=== Begin Enclosure ===

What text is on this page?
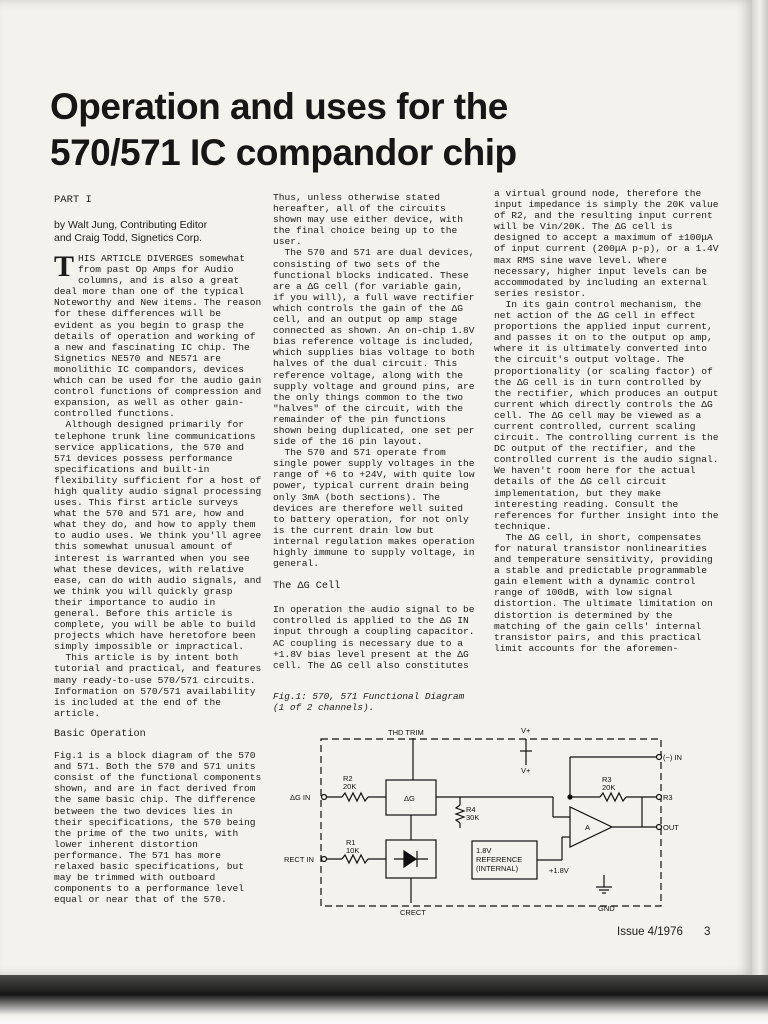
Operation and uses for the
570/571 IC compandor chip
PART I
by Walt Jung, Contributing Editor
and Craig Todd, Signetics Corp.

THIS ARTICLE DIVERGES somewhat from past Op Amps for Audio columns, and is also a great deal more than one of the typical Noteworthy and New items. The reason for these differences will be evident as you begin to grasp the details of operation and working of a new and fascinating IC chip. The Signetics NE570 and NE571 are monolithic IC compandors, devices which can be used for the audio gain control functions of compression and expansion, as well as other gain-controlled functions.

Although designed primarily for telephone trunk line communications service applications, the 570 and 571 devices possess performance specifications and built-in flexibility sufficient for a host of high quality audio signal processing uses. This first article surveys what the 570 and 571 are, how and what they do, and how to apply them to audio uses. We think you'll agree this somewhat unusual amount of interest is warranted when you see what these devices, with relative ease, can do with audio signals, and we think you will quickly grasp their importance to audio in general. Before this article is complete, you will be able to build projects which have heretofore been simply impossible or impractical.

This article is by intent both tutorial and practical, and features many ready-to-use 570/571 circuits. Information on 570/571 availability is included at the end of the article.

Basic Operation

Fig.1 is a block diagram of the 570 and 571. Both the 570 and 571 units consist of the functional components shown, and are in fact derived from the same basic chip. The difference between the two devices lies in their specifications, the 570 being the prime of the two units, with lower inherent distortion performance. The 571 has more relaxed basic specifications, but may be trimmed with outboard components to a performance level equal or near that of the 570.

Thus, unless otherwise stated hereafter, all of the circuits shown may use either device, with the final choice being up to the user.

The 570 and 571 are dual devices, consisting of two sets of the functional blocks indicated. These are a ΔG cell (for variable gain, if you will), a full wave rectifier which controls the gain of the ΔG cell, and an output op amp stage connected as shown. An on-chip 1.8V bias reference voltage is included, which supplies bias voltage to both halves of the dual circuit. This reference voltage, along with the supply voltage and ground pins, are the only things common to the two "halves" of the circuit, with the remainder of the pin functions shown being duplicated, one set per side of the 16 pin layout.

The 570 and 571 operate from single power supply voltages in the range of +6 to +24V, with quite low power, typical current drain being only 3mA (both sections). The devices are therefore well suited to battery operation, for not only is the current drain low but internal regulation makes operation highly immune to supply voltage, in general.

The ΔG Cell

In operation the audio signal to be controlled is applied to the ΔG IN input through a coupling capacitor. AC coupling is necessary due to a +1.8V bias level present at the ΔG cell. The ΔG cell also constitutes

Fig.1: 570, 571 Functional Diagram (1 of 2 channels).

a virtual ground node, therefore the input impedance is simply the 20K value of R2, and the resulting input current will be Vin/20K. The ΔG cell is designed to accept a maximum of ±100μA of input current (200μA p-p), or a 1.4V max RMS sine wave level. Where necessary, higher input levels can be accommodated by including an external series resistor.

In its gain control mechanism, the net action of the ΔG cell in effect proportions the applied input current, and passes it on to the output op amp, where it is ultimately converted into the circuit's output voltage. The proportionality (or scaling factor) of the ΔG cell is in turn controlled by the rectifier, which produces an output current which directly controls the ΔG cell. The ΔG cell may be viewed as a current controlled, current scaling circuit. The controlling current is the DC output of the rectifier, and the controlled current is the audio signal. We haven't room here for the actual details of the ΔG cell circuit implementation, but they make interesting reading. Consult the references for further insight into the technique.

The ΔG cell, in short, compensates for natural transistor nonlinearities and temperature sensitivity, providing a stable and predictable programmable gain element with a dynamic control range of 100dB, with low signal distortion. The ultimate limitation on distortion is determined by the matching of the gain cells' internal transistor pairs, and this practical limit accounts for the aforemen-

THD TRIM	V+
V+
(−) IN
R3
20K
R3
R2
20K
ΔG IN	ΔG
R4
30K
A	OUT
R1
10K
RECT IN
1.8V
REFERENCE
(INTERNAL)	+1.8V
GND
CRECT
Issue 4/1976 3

=== End Enclosure ===

> [Prompt]:
Set down the material above word for word and skip its pictures.

> [Problem solution]:
What text is on this page?
Operation and uses for the
570/571 IC compandor chip
PART I
by Walt Jung, Contributing Editor
and Craig Todd, Signetics Corp.

THIS ARTICLE DIVERGES somewhat from past Op Amps for Audio columns, and is also a great deal more than one of the typical Noteworthy and New items. The reason for these differences will be evident as you begin to grasp the details of operation and working of a new and fascinating IC chip. The Signetics NE570 and NE571 are monolithic IC compandors, devices which can be used for the audio gain control functions of compression and expansion, as well as other gain-controlled functions.

Although designed primarily for telephone trunk line communications service applications, the 570 and 571 devices possess performance specifications and built-in flexibility sufficient for a host of high quality audio signal processing uses. This first article surveys what the 570 and 571 are, how and what they do, and how to apply them to audio uses. We think you'll agree this somewhat unusual amount of interest is warranted when you see what these devices, with relative ease, can do with audio signals, and we think you will quickly grasp their importance to audio in general. Before this article is complete, you will be able to build projects which have heretofore been simply impossible or impractical.

This article is by intent both tutorial and practical, and features many ready-to-use 570/571 circuits. Information on 570/571 availability is included at the end of the article.

Basic Operation

Fig.1 is a block diagram of the 570 and 571. Both the 570 and 571 units consist of the functional components shown, and are in fact derived from the same basic chip. The difference between the two devices lies in their specifications, the 570 being the prime of the two units, with lower inherent distortion performance. The 571 has more relaxed basic specifications, but may be trimmed with outboard components to a performance level equal or near that of the 570.

Thus, unless otherwise stated hereafter, all of the circuits shown may use either device, with the final choice being up to the user.

The 570 and 571 are dual devices, consisting of two sets of the functional blocks indicated. These are a ΔG cell (for variable gain, if you will), a full wave rectifier which controls the gain of the ΔG cell, and an output op amp stage connected as shown. An on-chip 1.8V bias reference voltage is included, which supplies bias voltage to both halves of the dual circuit. This reference voltage, along with the supply voltage and ground pins, are the only things common to the two "halves" of the circuit, with the remainder of the pin functions shown being duplicated, one set per side of the 16 pin layout.

The 570 and 571 operate from single power supply voltages in the range of +6 to +24V, with quite low power, typical current drain being only 3mA (both sections). The devices are therefore well suited to battery operation, for not only is the current drain low but internal regulation makes operation highly immune to supply voltage, in general.

The ΔG Cell

In operation the audio signal to be controlled is applied to the ΔG IN input through a coupling capacitor. AC coupling is necessary due to a +1.8V bias level present at the ΔG cell. The ΔG cell also constitutes

Fig.1: 570, 571 Functional Diagram (1 of 2 channels).

a virtual ground node, therefore the input impedance is simply the 20K value of R2, and the resulting input current will be Vin/20K. The ΔG cell is designed to accept a maximum of ±100μA of input current (200μA p-p), or a 1.4V max RMS sine wave level. Where necessary, higher input levels can be accommodated by including an external series resistor.

In its gain control mechanism, the net action of the ΔG cell in effect proportions the applied input current, and passes it on to the output op amp, where it is ultimately converted into the circuit's output voltage. The proportionality (or scaling factor) of the ΔG cell is in turn controlled by the rectifier, which produces an output current which directly controls the ΔG cell. The ΔG cell may be viewed as a current controlled, current scaling circuit. The controlling current is the DC output of the rectifier, and the controlled current is the audio signal. We haven't room here for the actual details of the ΔG cell circuit implementation, but they make interesting reading. Consult the references for further insight into the technique.

The ΔG cell, in short, compensates for natural transistor nonlinearities and temperature sensitivity, providing a stable and predictable programmable gain element with a dynamic control range of 100dB, with low signal distortion. The ultimate limitation on distortion is determined by the matching of the gain cells' internal transistor pairs, and this practical limit accounts for the aforemen-

THD TRIM	V+
V+
(−) IN
R3
20K
R3
R2
20K
ΔG IN	ΔG
R4
30K
A	OUT
R1
10K
RECT IN
1.8V
REFERENCE
(INTERNAL)	+1.8V
GND
CRECT
Issue 4/1976 3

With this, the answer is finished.